(Prompt)
Look for the string "Popularidade" in the lines and copy each line that has it.

Collection entries
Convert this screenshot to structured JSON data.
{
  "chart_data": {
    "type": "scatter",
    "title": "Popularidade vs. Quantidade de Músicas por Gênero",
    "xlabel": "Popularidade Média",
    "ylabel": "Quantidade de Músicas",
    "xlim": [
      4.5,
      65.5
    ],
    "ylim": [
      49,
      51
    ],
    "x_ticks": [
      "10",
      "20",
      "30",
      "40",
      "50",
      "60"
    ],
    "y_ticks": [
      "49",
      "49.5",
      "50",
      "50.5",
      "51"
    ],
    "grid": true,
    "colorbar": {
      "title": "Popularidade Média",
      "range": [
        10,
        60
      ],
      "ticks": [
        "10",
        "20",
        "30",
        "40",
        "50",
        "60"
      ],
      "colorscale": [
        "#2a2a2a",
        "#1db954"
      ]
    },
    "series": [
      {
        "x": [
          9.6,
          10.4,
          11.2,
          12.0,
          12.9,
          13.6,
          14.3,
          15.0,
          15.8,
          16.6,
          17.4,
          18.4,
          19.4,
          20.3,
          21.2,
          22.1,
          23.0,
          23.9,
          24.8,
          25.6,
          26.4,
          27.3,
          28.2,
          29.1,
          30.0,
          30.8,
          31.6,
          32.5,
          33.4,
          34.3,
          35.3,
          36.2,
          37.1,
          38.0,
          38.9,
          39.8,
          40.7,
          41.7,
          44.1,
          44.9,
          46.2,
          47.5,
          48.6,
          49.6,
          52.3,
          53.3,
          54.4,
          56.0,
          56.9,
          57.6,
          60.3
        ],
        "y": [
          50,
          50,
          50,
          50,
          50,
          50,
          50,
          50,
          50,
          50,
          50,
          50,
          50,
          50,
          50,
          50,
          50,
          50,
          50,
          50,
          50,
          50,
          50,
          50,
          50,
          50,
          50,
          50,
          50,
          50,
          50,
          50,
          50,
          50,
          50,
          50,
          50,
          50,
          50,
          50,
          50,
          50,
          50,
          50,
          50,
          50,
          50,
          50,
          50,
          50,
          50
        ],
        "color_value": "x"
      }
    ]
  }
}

(Final answer)
    "title": "Popularidade vs. Quantidade de Músicas por Gênero",
    "xlabel": "Popularidade Média",
      "title": "Popularidade Média",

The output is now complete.